Records supplied:
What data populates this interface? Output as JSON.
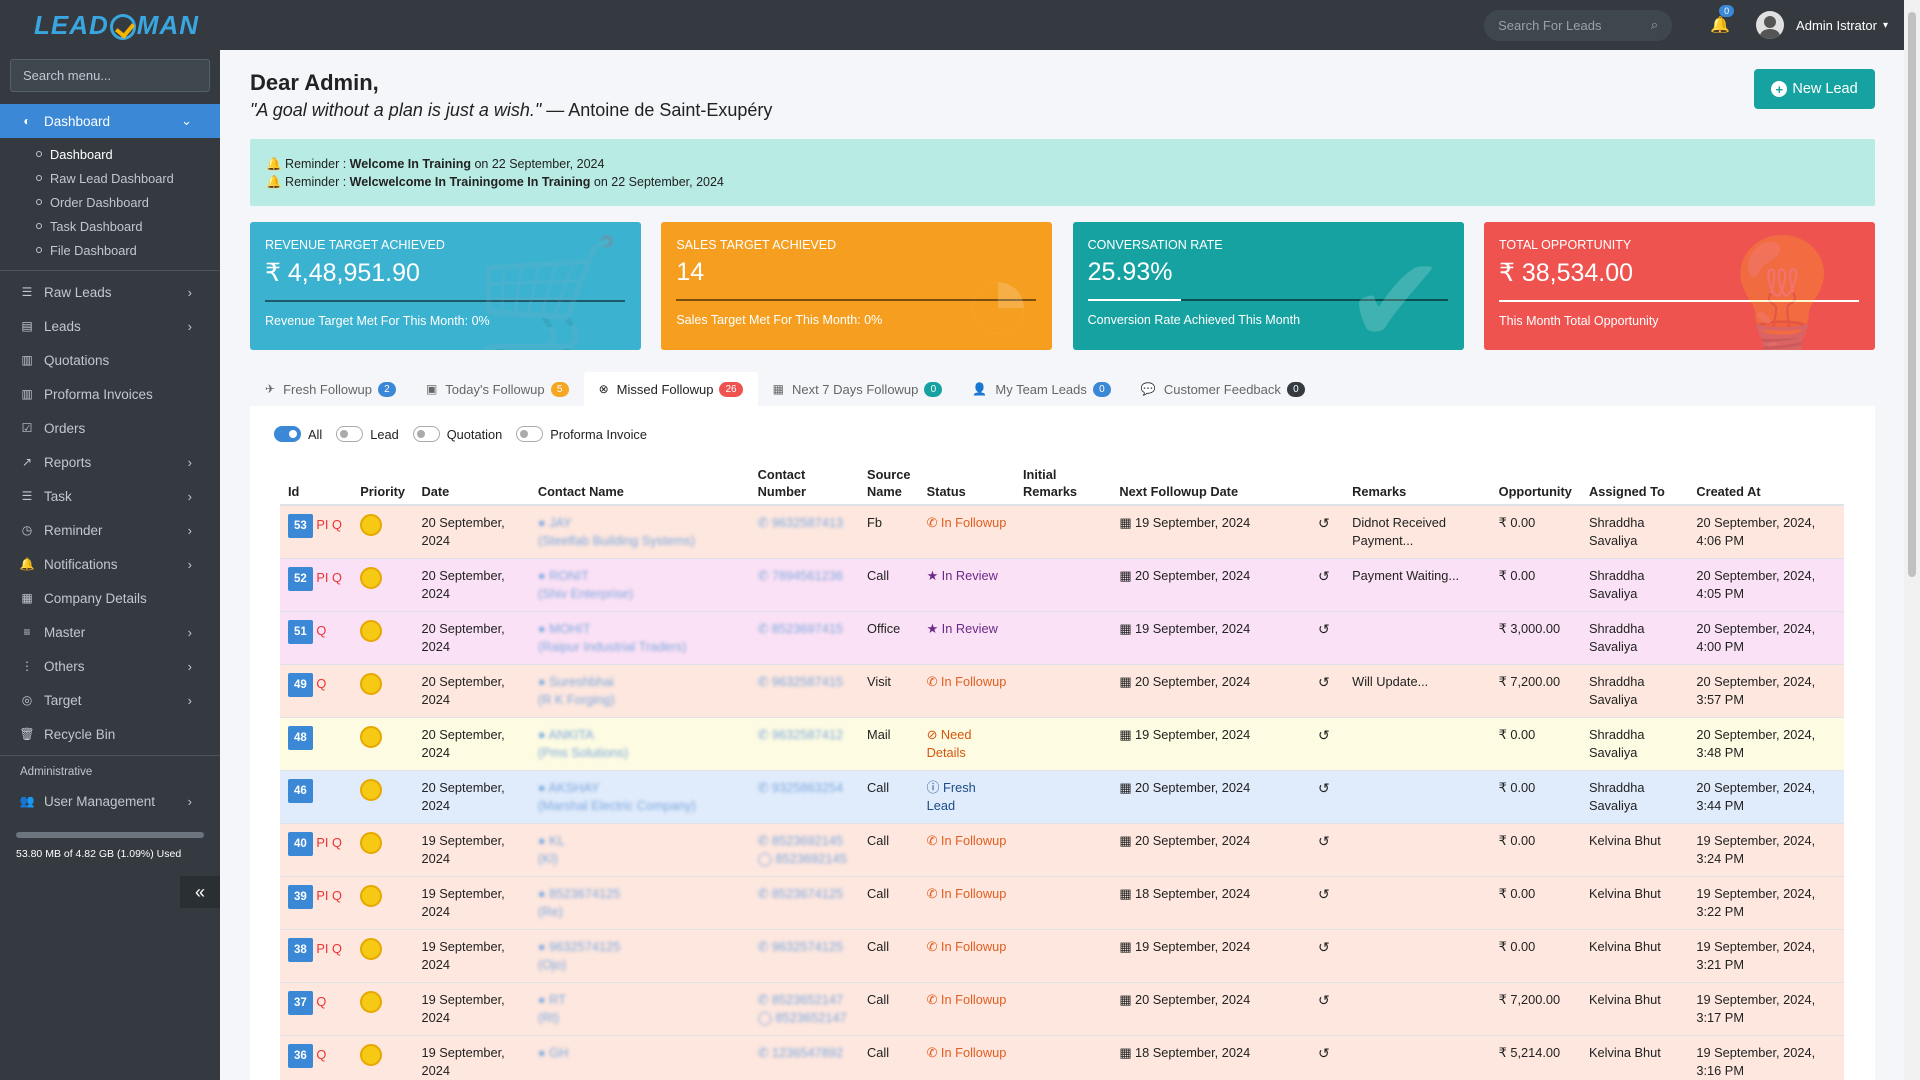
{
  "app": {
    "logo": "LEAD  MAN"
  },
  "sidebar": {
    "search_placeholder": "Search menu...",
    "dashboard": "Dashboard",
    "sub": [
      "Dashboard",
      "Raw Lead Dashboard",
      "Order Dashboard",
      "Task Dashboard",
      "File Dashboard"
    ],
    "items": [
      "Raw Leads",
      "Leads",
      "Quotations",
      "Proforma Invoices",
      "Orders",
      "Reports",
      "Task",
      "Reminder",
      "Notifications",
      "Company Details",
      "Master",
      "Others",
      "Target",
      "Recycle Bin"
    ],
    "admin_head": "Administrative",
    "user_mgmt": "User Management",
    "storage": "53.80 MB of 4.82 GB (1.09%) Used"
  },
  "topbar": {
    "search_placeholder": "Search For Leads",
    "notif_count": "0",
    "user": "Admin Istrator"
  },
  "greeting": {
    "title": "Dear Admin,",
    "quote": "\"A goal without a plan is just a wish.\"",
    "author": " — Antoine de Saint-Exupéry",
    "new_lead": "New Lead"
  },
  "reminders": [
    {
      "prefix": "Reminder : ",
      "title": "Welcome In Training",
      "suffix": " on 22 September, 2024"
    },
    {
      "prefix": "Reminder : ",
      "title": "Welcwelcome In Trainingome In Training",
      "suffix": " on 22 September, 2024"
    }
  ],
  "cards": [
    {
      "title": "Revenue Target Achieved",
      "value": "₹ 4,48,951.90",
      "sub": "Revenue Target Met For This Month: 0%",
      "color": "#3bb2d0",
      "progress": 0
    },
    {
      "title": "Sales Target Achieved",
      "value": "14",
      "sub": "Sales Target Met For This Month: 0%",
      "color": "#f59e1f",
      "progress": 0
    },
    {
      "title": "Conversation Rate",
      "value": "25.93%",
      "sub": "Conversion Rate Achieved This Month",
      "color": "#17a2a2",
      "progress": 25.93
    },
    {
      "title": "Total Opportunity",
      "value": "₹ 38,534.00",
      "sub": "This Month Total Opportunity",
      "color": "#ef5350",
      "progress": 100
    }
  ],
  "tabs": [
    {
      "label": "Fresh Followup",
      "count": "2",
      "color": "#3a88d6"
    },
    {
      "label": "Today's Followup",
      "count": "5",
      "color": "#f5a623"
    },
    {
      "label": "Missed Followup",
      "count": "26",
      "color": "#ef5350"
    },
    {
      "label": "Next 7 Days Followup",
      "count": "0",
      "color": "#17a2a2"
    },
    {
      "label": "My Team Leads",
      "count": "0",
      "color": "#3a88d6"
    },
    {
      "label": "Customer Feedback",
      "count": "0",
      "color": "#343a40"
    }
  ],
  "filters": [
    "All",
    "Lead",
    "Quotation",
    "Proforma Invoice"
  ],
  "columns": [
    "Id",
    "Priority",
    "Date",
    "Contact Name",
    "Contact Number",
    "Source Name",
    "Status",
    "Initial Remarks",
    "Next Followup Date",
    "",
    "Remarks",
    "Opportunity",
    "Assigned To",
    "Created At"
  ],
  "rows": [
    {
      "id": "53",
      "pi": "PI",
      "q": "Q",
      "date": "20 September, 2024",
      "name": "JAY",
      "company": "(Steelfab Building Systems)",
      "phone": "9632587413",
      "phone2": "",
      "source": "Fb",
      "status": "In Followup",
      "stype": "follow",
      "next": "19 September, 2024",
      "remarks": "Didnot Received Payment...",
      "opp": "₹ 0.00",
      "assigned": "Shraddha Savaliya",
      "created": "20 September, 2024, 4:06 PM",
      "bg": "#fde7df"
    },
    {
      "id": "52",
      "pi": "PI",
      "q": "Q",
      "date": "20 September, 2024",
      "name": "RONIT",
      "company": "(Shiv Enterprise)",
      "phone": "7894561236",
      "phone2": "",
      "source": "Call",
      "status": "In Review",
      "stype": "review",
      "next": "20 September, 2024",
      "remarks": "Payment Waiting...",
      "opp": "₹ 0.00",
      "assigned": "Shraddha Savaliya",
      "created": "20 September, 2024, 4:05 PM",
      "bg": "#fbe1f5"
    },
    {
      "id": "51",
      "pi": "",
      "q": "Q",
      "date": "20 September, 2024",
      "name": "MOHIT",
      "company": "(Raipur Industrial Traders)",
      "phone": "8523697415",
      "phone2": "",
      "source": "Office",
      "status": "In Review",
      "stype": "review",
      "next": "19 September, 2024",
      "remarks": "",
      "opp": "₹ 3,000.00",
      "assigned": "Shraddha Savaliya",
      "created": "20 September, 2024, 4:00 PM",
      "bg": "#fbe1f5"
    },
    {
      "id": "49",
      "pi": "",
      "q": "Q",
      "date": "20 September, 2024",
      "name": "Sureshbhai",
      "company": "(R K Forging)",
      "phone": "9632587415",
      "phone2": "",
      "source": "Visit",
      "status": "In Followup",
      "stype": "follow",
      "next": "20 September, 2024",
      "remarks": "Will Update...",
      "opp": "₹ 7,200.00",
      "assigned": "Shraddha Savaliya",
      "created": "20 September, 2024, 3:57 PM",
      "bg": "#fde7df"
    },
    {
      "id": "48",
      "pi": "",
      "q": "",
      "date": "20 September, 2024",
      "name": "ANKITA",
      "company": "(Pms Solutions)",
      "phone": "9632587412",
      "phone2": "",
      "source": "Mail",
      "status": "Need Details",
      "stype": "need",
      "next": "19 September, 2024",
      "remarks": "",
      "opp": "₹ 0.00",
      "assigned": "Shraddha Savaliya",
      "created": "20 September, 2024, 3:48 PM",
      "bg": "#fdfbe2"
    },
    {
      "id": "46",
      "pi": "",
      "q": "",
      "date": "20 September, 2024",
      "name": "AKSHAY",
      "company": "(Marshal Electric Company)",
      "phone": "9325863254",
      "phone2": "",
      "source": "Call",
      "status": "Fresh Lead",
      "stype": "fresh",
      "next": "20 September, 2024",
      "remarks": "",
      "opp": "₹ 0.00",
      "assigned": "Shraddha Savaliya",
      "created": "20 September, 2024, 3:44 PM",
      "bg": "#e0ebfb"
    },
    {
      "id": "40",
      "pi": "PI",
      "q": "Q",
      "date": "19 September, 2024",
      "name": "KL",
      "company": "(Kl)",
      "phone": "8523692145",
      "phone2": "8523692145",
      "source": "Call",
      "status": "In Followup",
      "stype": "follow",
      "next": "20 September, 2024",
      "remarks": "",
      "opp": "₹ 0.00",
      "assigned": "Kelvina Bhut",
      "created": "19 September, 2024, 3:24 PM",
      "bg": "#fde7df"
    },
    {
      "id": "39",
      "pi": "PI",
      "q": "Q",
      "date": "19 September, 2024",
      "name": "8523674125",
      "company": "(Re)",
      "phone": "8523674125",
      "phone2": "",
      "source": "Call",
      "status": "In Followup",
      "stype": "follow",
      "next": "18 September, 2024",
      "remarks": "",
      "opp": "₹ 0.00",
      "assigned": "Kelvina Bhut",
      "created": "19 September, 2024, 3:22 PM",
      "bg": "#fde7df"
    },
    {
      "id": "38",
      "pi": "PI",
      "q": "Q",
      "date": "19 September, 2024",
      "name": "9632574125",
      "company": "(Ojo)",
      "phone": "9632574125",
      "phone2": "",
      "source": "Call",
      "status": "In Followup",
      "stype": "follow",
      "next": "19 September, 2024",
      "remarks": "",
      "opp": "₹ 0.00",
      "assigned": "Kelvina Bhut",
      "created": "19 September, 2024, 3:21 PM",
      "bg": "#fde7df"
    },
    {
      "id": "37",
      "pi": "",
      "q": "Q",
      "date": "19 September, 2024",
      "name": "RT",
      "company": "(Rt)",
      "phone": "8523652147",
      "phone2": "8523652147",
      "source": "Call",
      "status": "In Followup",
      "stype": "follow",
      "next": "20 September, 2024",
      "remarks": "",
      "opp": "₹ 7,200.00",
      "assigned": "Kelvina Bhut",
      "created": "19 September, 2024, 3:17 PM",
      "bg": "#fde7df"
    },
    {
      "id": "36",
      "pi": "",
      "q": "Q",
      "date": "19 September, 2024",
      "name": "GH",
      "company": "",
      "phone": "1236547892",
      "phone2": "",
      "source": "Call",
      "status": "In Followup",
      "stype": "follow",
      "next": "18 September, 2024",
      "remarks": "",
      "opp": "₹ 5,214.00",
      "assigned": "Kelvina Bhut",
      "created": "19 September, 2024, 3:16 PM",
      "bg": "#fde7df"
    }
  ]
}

* * *

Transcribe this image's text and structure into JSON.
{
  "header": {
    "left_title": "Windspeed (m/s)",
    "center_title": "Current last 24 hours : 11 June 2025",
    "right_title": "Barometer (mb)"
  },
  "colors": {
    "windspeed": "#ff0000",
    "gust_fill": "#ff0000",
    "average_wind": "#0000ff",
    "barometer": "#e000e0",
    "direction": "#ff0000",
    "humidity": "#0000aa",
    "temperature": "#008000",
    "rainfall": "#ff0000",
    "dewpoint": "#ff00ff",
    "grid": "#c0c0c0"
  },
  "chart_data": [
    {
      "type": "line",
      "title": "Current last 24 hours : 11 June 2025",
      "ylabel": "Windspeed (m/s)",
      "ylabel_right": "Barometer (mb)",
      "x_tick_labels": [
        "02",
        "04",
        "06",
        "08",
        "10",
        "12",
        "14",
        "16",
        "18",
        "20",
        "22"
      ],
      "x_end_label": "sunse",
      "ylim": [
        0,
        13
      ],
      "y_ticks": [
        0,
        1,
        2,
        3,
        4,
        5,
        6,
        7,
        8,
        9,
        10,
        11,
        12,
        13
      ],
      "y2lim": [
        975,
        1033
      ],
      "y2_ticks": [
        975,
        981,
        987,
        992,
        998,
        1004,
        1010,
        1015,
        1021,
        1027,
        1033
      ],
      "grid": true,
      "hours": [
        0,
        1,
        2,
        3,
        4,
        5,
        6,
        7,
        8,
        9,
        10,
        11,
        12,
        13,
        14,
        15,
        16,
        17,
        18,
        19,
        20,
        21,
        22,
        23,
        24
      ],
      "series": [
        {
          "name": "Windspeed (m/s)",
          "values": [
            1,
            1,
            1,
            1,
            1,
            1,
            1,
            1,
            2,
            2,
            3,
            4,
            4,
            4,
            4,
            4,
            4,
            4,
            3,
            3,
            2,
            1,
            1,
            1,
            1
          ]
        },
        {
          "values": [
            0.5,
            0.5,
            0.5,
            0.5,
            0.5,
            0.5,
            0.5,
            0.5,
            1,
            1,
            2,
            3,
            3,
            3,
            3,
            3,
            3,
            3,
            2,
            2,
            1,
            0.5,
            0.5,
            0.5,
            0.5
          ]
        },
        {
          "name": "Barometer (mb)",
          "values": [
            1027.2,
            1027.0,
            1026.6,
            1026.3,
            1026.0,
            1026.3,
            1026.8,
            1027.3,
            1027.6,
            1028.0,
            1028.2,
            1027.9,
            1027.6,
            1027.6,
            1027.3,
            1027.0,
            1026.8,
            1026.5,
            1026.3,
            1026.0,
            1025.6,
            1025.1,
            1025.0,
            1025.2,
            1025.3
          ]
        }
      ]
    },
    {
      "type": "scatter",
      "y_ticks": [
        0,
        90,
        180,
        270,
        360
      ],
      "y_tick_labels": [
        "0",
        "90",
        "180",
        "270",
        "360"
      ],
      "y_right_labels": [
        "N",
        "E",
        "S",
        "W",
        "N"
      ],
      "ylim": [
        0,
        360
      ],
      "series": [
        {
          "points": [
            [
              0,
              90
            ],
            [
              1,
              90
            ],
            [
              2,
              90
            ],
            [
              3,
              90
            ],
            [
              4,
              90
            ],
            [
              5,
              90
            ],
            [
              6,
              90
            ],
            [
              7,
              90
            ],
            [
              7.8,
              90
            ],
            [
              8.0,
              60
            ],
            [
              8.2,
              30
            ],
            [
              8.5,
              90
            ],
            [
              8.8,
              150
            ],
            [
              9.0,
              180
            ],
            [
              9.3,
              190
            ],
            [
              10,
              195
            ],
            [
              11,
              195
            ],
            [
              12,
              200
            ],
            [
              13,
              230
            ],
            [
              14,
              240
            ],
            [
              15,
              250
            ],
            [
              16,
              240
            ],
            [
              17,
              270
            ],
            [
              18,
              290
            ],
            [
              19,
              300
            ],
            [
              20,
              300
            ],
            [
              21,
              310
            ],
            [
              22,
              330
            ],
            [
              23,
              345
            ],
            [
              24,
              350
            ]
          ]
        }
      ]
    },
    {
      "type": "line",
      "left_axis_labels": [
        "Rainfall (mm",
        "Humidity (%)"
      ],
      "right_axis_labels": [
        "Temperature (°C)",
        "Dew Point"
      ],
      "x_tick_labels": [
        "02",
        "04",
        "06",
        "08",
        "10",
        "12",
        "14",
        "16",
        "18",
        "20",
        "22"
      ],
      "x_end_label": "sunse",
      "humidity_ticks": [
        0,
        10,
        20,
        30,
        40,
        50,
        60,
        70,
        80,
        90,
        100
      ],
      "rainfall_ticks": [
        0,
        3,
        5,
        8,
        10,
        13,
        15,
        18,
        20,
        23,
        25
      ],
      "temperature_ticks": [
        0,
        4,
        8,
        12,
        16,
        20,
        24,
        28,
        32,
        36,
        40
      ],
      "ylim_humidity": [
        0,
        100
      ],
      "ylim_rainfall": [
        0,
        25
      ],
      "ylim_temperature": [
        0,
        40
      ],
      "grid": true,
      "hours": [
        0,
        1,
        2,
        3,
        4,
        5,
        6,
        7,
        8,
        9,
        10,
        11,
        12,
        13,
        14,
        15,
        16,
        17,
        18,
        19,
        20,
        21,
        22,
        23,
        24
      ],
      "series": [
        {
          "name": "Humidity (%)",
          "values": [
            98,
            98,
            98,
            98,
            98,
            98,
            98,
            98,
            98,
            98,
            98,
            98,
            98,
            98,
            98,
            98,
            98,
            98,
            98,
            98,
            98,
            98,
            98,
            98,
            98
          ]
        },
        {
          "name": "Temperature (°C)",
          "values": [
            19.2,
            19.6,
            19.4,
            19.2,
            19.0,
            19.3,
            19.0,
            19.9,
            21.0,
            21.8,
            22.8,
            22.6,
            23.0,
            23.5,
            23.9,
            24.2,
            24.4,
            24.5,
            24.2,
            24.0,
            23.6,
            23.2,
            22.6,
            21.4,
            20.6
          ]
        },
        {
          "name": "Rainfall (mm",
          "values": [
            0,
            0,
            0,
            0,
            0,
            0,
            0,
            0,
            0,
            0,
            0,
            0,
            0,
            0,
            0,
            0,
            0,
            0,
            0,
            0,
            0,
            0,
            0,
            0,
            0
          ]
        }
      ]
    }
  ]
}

What to do: In the records above, find each line holding "JSON" and copy it.

Finished task:
What data populates this interface? Output as JSON.
Transcribe this image's text and structure into JSON.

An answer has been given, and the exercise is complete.